___ Data lines ___

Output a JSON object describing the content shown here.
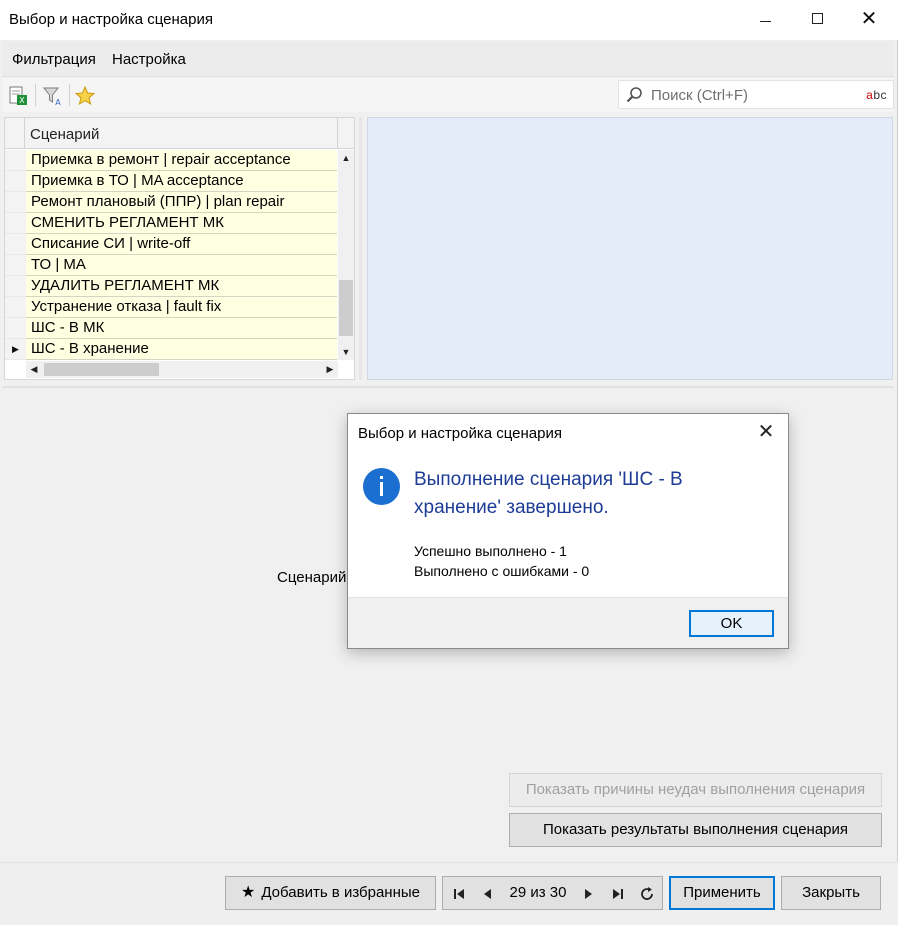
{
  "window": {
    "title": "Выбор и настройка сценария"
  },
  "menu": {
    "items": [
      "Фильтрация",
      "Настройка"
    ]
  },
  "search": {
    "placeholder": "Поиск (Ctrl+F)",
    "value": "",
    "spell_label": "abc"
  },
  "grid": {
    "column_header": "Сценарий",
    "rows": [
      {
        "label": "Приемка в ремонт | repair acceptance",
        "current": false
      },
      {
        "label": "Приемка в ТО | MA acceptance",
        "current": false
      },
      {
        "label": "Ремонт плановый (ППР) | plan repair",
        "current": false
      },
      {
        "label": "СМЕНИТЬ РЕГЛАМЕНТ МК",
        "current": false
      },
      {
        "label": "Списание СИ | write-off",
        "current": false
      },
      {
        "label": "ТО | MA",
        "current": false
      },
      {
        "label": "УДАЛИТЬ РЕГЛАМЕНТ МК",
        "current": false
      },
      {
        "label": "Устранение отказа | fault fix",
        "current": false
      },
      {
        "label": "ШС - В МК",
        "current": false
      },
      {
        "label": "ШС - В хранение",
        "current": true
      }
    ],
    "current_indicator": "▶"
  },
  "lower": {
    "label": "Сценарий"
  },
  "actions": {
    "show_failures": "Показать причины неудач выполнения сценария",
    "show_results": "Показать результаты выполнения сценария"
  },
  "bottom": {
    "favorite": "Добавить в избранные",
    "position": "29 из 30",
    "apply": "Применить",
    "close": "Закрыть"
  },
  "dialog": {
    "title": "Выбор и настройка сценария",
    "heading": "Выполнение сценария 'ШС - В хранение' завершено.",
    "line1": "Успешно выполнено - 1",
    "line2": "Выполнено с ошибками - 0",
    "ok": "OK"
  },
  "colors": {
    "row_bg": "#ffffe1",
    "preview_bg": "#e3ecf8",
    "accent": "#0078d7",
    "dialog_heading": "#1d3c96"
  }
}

___
___ Data lines ___

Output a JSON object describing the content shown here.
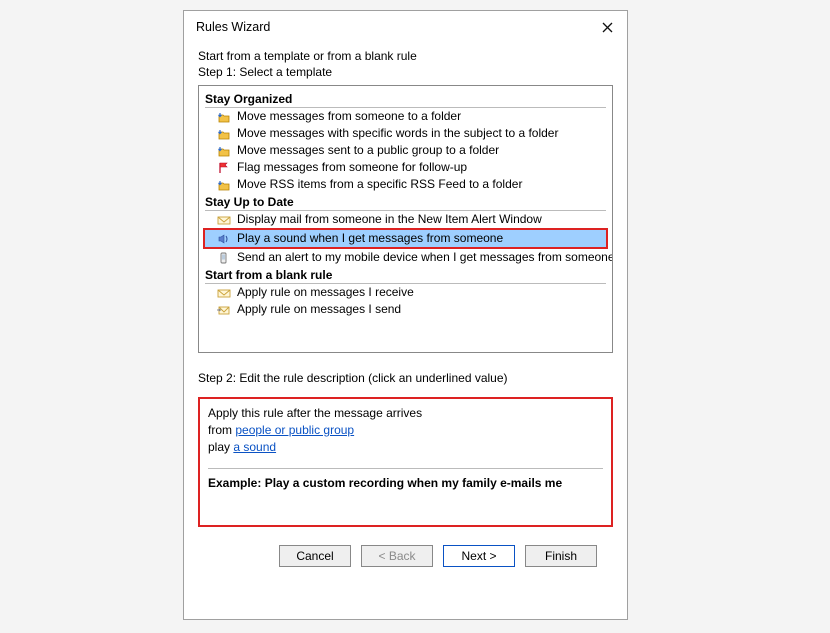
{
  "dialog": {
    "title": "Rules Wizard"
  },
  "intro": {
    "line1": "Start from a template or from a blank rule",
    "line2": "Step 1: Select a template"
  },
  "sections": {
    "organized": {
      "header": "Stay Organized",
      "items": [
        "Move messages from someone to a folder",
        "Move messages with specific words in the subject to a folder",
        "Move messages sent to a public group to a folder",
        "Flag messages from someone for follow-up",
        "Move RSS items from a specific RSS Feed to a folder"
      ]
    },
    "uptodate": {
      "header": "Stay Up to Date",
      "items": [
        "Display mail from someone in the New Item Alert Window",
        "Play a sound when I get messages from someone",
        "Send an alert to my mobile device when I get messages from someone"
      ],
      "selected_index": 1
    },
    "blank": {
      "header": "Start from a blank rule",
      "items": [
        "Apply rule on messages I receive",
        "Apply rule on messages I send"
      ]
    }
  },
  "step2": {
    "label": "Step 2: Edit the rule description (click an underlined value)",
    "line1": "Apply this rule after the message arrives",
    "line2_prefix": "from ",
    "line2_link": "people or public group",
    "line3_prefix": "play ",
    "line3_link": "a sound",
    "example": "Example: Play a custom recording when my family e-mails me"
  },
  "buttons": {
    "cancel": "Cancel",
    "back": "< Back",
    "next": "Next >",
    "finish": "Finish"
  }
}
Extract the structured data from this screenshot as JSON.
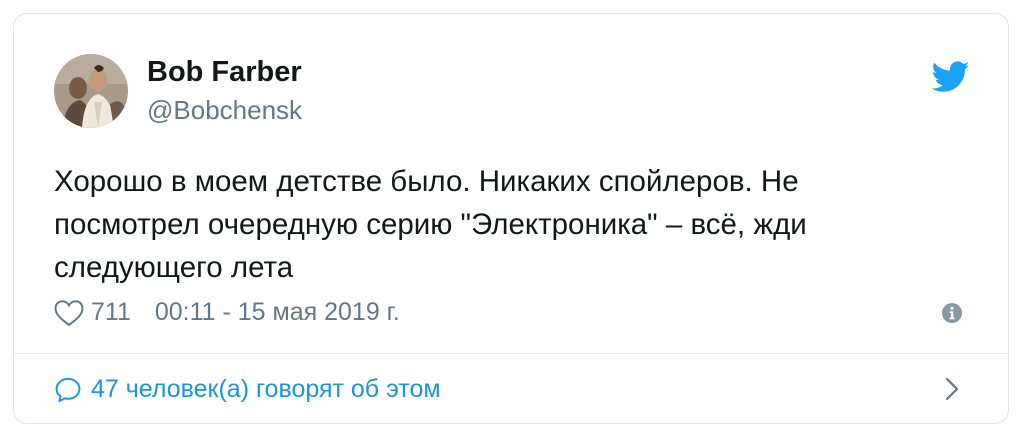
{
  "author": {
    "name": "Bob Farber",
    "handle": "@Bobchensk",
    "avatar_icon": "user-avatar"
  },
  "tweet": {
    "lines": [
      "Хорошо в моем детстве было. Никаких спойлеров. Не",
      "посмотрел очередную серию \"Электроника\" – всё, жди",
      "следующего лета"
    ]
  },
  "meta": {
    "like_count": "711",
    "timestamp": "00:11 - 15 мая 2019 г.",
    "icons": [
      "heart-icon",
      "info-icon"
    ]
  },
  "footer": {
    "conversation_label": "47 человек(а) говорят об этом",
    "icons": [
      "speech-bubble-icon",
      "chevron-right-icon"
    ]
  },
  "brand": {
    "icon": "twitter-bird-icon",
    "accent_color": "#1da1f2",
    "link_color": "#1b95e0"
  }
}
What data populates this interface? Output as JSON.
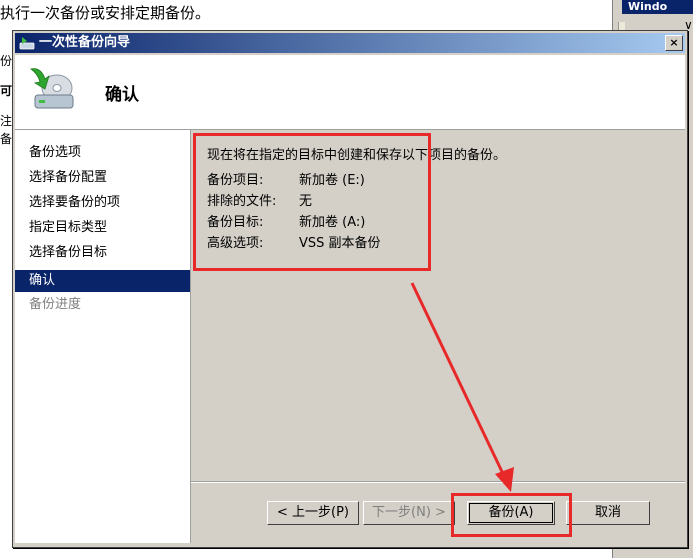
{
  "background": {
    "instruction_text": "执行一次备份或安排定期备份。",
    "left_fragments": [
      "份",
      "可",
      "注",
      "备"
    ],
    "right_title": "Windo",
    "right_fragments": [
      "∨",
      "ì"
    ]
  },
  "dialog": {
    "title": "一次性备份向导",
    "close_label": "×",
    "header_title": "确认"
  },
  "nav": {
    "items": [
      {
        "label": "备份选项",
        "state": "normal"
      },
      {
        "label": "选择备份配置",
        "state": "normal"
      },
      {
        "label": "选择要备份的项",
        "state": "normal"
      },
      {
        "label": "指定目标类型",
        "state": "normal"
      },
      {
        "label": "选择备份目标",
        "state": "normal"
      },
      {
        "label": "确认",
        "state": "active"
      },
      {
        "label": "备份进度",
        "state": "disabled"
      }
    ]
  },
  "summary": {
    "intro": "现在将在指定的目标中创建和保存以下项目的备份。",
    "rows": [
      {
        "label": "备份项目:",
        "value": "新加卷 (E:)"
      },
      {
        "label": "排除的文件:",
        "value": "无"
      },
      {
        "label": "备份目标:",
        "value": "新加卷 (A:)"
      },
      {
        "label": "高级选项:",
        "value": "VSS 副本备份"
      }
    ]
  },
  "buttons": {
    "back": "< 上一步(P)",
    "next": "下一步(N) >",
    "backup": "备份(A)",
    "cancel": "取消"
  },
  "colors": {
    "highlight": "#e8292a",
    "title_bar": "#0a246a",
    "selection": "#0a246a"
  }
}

___
___ Data lines ___

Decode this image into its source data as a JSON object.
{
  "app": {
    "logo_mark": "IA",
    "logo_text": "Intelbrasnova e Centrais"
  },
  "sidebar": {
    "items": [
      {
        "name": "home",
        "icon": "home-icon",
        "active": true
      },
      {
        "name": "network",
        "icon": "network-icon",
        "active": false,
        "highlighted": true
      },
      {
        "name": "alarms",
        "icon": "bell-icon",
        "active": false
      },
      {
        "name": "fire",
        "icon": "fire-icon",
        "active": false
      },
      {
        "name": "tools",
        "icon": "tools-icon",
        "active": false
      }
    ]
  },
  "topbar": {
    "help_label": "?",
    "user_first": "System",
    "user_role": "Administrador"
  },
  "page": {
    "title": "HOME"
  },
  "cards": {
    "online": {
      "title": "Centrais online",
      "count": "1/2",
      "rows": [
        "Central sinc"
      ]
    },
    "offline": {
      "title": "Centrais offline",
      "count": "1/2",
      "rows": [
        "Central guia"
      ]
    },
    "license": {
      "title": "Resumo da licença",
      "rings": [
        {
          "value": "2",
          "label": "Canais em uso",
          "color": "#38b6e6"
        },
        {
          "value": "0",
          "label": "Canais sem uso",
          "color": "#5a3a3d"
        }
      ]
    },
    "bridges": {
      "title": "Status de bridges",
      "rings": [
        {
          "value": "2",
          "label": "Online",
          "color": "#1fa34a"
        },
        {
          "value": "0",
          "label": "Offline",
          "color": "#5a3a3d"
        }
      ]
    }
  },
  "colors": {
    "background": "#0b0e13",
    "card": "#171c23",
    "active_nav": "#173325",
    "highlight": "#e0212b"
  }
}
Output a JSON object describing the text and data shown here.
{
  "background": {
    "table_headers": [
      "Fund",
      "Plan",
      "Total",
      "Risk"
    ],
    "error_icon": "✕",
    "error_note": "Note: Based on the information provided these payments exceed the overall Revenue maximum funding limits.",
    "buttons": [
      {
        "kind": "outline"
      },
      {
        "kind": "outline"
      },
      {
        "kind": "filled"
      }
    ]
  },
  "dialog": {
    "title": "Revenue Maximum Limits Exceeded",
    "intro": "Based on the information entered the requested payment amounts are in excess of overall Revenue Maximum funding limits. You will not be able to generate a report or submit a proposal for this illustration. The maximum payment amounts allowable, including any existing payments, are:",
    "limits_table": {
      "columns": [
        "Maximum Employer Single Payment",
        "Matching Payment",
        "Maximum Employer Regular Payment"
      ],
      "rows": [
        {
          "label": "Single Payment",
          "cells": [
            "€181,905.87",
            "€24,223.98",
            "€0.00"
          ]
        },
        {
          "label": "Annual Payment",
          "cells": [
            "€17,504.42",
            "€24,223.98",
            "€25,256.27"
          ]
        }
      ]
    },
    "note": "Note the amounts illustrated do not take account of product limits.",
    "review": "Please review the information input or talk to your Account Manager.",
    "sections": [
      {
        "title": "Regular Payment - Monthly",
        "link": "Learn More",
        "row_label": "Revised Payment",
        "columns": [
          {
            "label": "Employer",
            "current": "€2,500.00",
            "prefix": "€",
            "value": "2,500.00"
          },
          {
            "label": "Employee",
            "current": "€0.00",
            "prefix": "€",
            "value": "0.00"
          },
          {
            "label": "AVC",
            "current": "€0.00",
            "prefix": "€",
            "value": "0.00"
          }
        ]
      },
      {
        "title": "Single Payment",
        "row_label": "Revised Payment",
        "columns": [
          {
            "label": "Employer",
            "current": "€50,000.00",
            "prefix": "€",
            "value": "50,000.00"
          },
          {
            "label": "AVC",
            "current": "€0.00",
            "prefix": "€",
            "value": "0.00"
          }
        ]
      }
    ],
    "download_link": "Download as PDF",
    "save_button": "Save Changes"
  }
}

___

Work to do> Identify and copy the lines holding the word "blank".

Solution to this task>
    "line1": "Start from a template or from a blank rule",
    "blank": {
      "header": "Start from a blank rule",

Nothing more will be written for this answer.